● Task instructions: Copy each line that has the string "such" somewhere in it.

+++ Records for processing

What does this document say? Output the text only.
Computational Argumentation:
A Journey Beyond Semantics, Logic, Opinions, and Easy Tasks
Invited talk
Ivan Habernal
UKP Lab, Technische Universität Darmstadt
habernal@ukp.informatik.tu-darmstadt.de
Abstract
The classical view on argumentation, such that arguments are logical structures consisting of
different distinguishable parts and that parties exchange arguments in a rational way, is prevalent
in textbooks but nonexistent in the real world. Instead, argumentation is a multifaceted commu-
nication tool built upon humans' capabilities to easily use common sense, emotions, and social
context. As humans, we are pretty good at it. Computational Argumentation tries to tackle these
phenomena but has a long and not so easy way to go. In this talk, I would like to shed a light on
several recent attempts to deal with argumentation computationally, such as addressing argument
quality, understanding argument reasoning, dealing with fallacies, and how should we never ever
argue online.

++++++

● Exercise solution:
The classical view on argumentation, such that arguments are logical structures consisting of
several recent attempts to deal with argumentation computationally, such as addressing argument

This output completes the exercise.